__Problem__.
Each record must be reproduced exactly as it is shown.

--- Begin Entries ---

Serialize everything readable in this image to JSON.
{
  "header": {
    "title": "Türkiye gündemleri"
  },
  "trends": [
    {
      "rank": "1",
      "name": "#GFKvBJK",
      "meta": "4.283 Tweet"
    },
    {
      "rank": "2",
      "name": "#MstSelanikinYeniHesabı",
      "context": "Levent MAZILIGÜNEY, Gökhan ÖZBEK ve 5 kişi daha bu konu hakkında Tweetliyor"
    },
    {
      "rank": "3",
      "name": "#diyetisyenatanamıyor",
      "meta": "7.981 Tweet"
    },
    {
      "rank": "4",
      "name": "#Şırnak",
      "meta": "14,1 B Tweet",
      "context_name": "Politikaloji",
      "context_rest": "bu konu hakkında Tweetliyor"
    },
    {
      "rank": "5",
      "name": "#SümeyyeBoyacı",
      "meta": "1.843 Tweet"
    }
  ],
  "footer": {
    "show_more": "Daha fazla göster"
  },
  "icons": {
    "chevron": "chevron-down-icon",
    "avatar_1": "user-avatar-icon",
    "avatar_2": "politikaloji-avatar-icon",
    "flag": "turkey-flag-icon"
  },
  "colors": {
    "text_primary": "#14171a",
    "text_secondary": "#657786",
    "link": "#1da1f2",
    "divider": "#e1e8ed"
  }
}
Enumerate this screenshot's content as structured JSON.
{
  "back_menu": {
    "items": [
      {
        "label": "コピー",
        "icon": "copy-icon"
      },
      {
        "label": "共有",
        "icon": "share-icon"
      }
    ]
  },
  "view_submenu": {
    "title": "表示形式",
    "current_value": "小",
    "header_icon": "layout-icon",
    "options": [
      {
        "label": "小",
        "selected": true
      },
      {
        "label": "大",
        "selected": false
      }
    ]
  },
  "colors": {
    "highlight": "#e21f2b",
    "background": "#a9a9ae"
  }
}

--- End Entries ---

__In response__.
Serialize everything readable in this image to JSON.
{
  "header": {
    "title": "Türkiye gündemleri"
  },
  "trends": [
    {
      "rank": "1",
      "name": "#GFKvBJK",
      "meta": "4.283 Tweet"
    },
    {
      "rank": "2",
      "name": "#MstSelanikinYeniHesabı",
      "context": "Levent MAZILIGÜNEY, Gökhan ÖZBEK ve 5 kişi daha bu konu hakkında Tweetliyor"
    },
    {
      "rank": "3",
      "name": "#diyetisyenatanamıyor",
      "meta": "7.981 Tweet"
    },
    {
      "rank": "4",
      "name": "#Şırnak",
      "meta": "14,1 B Tweet",
      "context_name": "Politikaloji",
      "context_rest": "bu konu hakkında Tweetliyor"
    },
    {
      "rank": "5",
      "name": "#SümeyyeBoyacı",
      "meta": "1.843 Tweet"
    }
  ],
  "footer": {
    "show_more": "Daha fazla göster"
  },
  "icons": {
    "chevron": "chevron-down-icon",
    "avatar_1": "user-avatar-icon",
    "avatar_2": "politikaloji-avatar-icon",
    "flag": "turkey-flag-icon"
  },
  "colors": {
    "text_primary": "#14171a",
    "text_secondary": "#657786",
    "link": "#1da1f2",
    "divider": "#e1e8ed"
  }
}
Enumerate this screenshot's content as structured JSON.
{
  "back_menu": {
    "items": [
      {
        "label": "コピー",
        "icon": "copy-icon"
      },
      {
        "label": "共有",
        "icon": "share-icon"
      }
    ]
  },
  "view_submenu": {
    "title": "表示形式",
    "current_value": "小",
    "header_icon": "layout-icon",
    "options": [
      {
        "label": "小",
        "selected": true
      },
      {
        "label": "大",
        "selected": false
      }
    ]
  },
  "colors": {
    "highlight": "#e21f2b",
    "background": "#a9a9ae"
  }
}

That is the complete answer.